▶ İstenen görev A
Kayıtların başından "The gasket 142 is at (475, 999)." ifadesinin geçtiği satıra kadar, iki uç da dahil, satırları kelimesi kelimesine tekrarlar mısın? Resimleri yanıta katma.

TÜSİAD Başkanı Erol Bilecik, Gazete Habertürk'ten Kübra Par'a konuştu.
Bilecik, “İkiye ayrılmış bir toplumdan bahsediyoruz ve bu uzun zamandır böyle. Kullanılan dil negatif olursa seçim atmosferi bunu körükler. Uzlaşma kültürüne ve pozitif düşünceye daha fazla ihtiyaç varken bütün siyasi kesimlerde bunu izliyoruz” dedi.
Bilecik'in açıklamalarından bir bölümü şöyle:
Erken seçim kararına çok sıcak bakmadığınızı söylemiştiniz. O açıklamayı yaptığınız günden bugüne kaygılarınızı haklı çıkaracak bir süreç yaşandı mı?

▶ İstenen görev B
Erol Bilecik söyleşisini kaldığı yerden devam ettirir misin?

▶ Çıkarılan kayıtlar

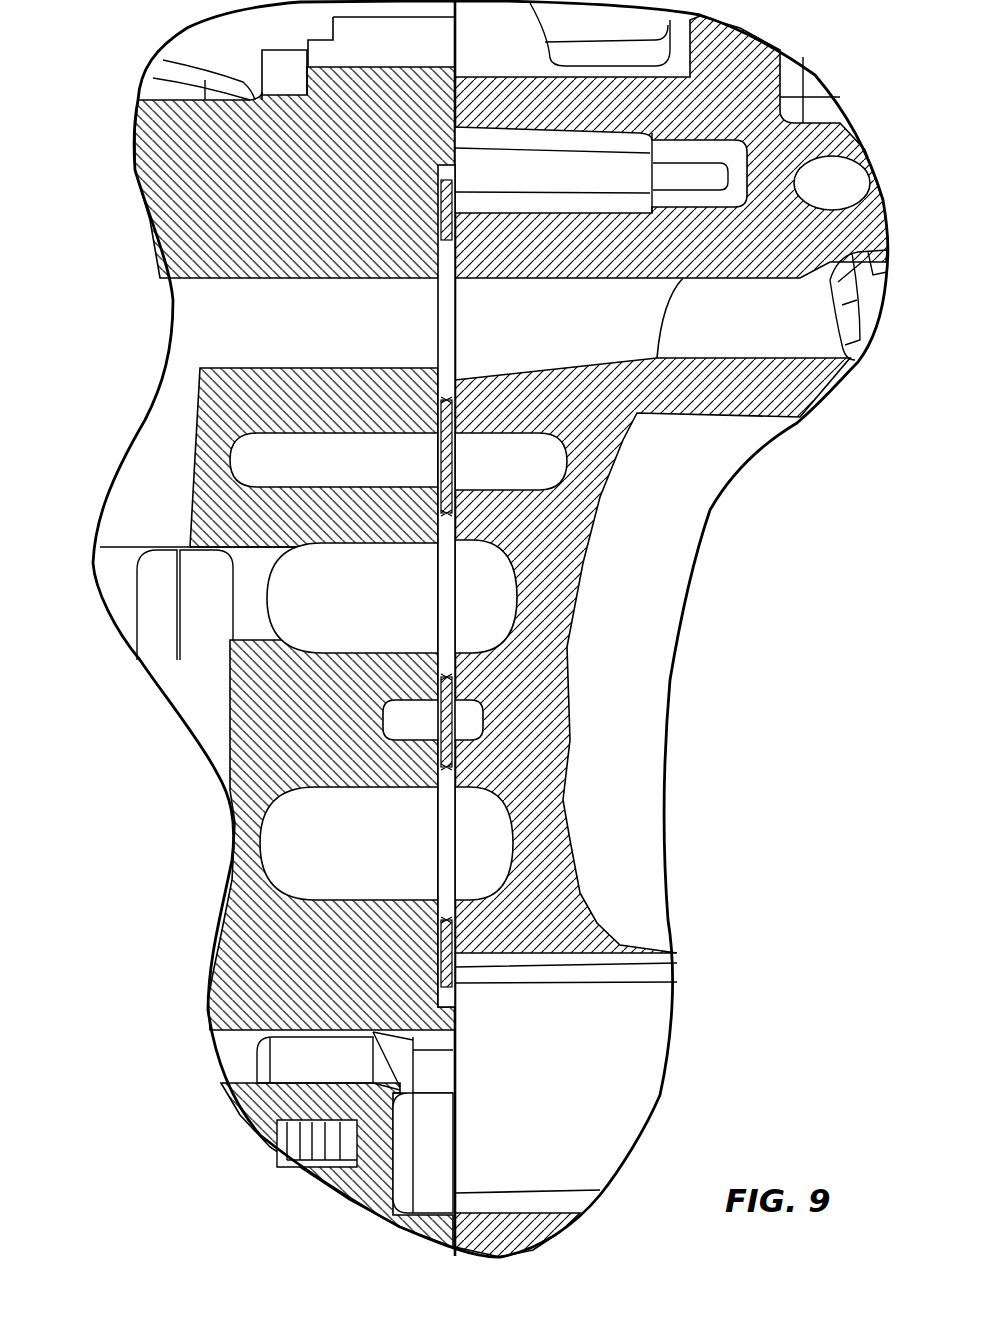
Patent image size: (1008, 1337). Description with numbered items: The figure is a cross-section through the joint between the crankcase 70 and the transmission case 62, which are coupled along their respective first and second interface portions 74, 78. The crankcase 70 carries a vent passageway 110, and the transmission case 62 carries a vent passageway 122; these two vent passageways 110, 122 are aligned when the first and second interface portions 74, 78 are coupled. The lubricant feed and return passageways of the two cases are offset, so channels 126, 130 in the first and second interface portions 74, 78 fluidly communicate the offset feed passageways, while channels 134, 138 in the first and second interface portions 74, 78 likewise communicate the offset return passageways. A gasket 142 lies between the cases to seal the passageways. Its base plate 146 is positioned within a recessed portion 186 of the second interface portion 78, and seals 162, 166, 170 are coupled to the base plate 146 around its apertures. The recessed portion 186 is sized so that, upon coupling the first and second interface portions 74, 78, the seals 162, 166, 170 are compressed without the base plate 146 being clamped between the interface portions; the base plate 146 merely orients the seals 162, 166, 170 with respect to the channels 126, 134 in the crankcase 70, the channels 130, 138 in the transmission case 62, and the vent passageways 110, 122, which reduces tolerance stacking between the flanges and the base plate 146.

The transmission case 62 is at (222, 118).
The crankcase 70 is at (490, 92).
The first interface portion 74 is at (450, 1230).
The second interface portion 78 is at (458, 55).
The vent passageway 110 is at (787, 323).
The vent passageway 122 is at (193, 327).
The channel 126 is at (505, 813).
The channel 130 is at (318, 783).
The channel 134 is at (500, 565).
The channel 138 is at (335, 540).
The gasket 142 is at (475, 999).
The base plate 146 is at (460, 973).
The seal 162 is at (440, 915).
The seal 166 is at (440, 670).
The seal 170 is at (440, 395).
The recessed portion 186 is at (460, 172).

▶ Beklenen yanıt A
Patent image size: (1008, 1337). Description with numbered items: The figure is a cross-section through the joint between the crankcase 70 and the transmission case 62, which are coupled along their respective first and second interface portions 74, 78. The crankcase 70 carries a vent passageway 110, and the transmission case 62 carries a vent passageway 122; these two vent passageways 110, 122 are aligned when the first and second interface portions 74, 78 are coupled. The lubricant feed and return passageways of the two cases are offset, so channels 126, 130 in the first and second interface portions 74, 78 fluidly communicate the offset feed passageways, while channels 134, 138 in the first and second interface portions 74, 78 likewise communicate the offset return passageways. A gasket 142 lies between the cases to seal the passageways. Its base plate 146 is positioned within a recessed portion 186 of the second interface portion 78, and seals 162, 166, 170 are coupled to the base plate 146 around its apertures. The recessed portion 186 is sized so that, upon coupling the first and second interface portions 74, 78, the seals 162, 166, 170 are compressed without the base plate 146 being clamped between the interface portions; the base plate 146 merely orients the seals 162, 166, 170 with respect to the channels 126, 134 in the crankcase 70, the channels 130, 138 in the transmission case 62, and the vent passageways 110, 122, which reduces tolerance stacking between the flanges and the base plate 146.

The transmission case 62 is at (222, 118).
The crankcase 70 is at (490, 92).
The first interface portion 74 is at (450, 1230).
The second interface portion 78 is at (458, 55).
The vent passageway 110 is at (787, 323).
The vent passageway 122 is at (193, 327).
The channel 126 is at (505, 813).
The channel 130 is at (318, 783).
The channel 134 is at (500, 565).
The channel 138 is at (335, 540).
The gasket 142 is at (475, 999).

▶ Beklenen yanıt B
Üç seçim, bir referandum ve bir hain darbe girişiminin yaşandığı süreçten geçtik. Bu olağanüstü durumlara rağmen Cumhurbaşkanı’mızın ve Başbakan’ımızın da dahil olduğu bütün siyasi otoriteler, iş insanlarına ekonominin reforma ihtiyacı olduğunu ve kati suretle erken seçimden bahsedilmemesi gerektiğini söylemişti. Referandumdan sonra genel seçimler için 2.5 yıllık bir süre vardı, Türkiye gibi ekonomisi ve dinamizmi son derece yüksek olan bir ülkede bu süre muazzam derecede önemlidir. Bütün bu süreyi kesintisiz bir biçimde değerlendirmemizin daha iyi olacağını düşünerek erken seçimi benimsemediğimizi söylemiştik. Seçimler dolayısıyla ortaya çıkan belirsizliklerin negatif etkilerini hissediyoruz. Ekonominin beslendiği ve geldiği noktaya bakılırsa makroekonomik istikrarımızda negatif çizgiler oluşmuş vaziyette.
Yeni sisteme geçiş için çok adayın yarıştığı bir seçime gidiyoruz. Siz bu seçim atmosferini nasıl görüyorsunuz?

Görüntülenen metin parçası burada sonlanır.